TO DO:
Give back the whole listing exactly as shown.
-------
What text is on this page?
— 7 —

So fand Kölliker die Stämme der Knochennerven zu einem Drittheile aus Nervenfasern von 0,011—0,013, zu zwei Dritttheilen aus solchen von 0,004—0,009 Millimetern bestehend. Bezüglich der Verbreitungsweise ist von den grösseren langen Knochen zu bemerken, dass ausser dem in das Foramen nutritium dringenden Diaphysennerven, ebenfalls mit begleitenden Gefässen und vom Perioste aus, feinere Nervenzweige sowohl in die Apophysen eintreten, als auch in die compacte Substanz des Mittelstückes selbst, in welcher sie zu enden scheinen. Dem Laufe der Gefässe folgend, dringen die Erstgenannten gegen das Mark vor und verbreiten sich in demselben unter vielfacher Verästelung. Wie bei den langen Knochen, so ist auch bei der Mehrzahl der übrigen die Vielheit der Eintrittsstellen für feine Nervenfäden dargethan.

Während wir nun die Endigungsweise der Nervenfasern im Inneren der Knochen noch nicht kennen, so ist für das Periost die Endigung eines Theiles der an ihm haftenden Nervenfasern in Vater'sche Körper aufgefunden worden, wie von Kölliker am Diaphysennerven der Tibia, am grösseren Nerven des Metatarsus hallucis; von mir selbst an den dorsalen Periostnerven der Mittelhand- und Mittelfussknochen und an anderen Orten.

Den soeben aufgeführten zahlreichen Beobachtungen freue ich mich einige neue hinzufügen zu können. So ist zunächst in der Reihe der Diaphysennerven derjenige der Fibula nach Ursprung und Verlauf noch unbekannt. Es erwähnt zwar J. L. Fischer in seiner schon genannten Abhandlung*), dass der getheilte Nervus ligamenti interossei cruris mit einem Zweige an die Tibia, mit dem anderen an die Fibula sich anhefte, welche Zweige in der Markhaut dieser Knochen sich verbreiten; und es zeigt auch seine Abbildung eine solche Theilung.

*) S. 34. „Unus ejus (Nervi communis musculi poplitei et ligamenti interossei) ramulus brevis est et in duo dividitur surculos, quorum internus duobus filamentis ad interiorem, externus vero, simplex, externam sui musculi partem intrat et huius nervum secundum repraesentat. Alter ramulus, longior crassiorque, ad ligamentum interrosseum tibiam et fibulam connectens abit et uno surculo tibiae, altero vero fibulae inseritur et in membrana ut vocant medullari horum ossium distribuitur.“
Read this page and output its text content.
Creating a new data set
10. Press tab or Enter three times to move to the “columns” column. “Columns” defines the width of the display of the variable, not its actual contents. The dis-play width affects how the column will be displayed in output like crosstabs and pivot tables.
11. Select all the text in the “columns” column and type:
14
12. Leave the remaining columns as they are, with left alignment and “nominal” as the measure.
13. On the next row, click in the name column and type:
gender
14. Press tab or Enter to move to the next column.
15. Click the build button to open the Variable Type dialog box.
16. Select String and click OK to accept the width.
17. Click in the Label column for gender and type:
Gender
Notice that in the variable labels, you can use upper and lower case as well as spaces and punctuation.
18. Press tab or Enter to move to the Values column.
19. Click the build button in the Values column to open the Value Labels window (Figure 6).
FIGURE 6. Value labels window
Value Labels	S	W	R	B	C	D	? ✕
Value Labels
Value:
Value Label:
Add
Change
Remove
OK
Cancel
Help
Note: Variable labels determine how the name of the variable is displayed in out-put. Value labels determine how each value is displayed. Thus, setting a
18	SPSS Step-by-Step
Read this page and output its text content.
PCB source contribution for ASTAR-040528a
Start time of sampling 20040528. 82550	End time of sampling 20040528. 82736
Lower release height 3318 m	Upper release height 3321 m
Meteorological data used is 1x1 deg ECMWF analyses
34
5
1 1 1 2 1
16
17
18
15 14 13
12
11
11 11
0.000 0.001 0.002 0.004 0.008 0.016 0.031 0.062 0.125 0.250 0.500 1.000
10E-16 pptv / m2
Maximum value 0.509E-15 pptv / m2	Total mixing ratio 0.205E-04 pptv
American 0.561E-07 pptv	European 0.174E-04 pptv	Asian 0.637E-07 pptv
-------
ANSWER TO THE TASK:
What text is on this page?
— 7 —

So fand Kölliker die Stämme der Knochennerven zu einem Drittheile aus Nervenfasern von 0,011—0,013, zu zwei Dritttheilen aus solchen von 0,004—0,009 Millimetern bestehend. Bezüglich der Verbreitungsweise ist von den grösseren langen Knochen zu bemerken, dass ausser dem in das Foramen nutritium dringenden Diaphysennerven, ebenfalls mit begleitenden Gefässen und vom Perioste aus, feinere Nervenzweige sowohl in die Apophysen eintreten, als auch in die compacte Substanz des Mittelstückes selbst, in welcher sie zu enden scheinen. Dem Laufe der Gefässe folgend, dringen die Erstgenannten gegen das Mark vor und verbreiten sich in demselben unter vielfacher Verästelung. Wie bei den langen Knochen, so ist auch bei der Mehrzahl der übrigen die Vielheit der Eintrittsstellen für feine Nervenfäden dargethan.

Während wir nun die Endigungsweise der Nervenfasern im Inneren der Knochen noch nicht kennen, so ist für das Periost die Endigung eines Theiles der an ihm haftenden Nervenfasern in Vater'sche Körper aufgefunden worden, wie von Kölliker am Diaphysennerven der Tibia, am grösseren Nerven des Metatarsus hallucis; von mir selbst an den dorsalen Periostnerven der Mittelhand- und Mittelfussknochen und an anderen Orten.

Den soeben aufgeführten zahlreichen Beobachtungen freue ich mich einige neue hinzufügen zu können. So ist zunächst in der Reihe der Diaphysennerven derjenige der Fibula nach Ursprung und Verlauf noch unbekannt. Es erwähnt zwar J. L. Fischer in seiner schon genannten Abhandlung*), dass der getheilte Nervus ligamenti interossei cruris mit einem Zweige an die Tibia, mit dem anderen an die Fibula sich anhefte, welche Zweige in der Markhaut dieser Knochen sich verbreiten; und es zeigt auch seine Abbildung eine solche Theilung.

*) S. 34. „Unus ejus (Nervi communis musculi poplitei et ligamenti interossei) ramulus brevis est et in duo dividitur surculos, quorum internus duobus filamentis ad interiorem, externus vero, simplex, externam sui musculi partem intrat et huius nervum secundum repraesentat. Alter ramulus, longior crassiorque, ad ligamentum interrosseum tibiam et fibulam connectens abit et uno surculo tibiae, altero vero fibulae inseritur et in membrana ut vocant medullari horum ossium distribuitur.“
Read this page and output its text content.
Creating a new data set
10. Press tab or Enter three times to move to the “columns” column. “Columns” defines the width of the display of the variable, not its actual contents. The dis-play width affects how the column will be displayed in output like crosstabs and pivot tables.
11. Select all the text in the “columns” column and type:
14
12. Leave the remaining columns as they are, with left alignment and “nominal” as the measure.
13. On the next row, click in the name column and type:
gender
14. Press tab or Enter to move to the next column.
15. Click the build button to open the Variable Type dialog box.
16. Select String and click OK to accept the width.
17. Click in the Label column for gender and type:
Gender
Notice that in the variable labels, you can use upper and lower case as well as spaces and punctuation.
18. Press tab or Enter to move to the Values column.
19. Click the build button in the Values column to open the Value Labels window (Figure 6).
FIGURE 6. Value labels window
Value Labels	S	W	R	B	C	D	? ✕
Value Labels
Value:
Value Label:
Add
Change
Remove
OK
Cancel
Help
Note: Variable labels determine how the name of the variable is displayed in out-put. Value labels determine how each value is displayed. Thus, setting a
18	SPSS Step-by-Step
Read this page and output its text content.
PCB source contribution for ASTAR-040528a
Start time of sampling 20040528. 82550	End time of sampling 20040528. 82736
Lower release height 3318 m	Upper release height 3321 m
Meteorological data used is 1x1 deg ECMWF analyses
34
5
1 1 1 2 1
16
17
18
15 14 13
12
11
11 11
0.000 0.001 0.002 0.004 0.008 0.016 0.031 0.062 0.125 0.250 0.500 1.000
10E-16 pptv / m2
Maximum value 0.509E-15 pptv / m2	Total mixing ratio 0.205E-04 pptv
American 0.561E-07 pptv	European 0.174E-04 pptv	Asian 0.637E-07 pptv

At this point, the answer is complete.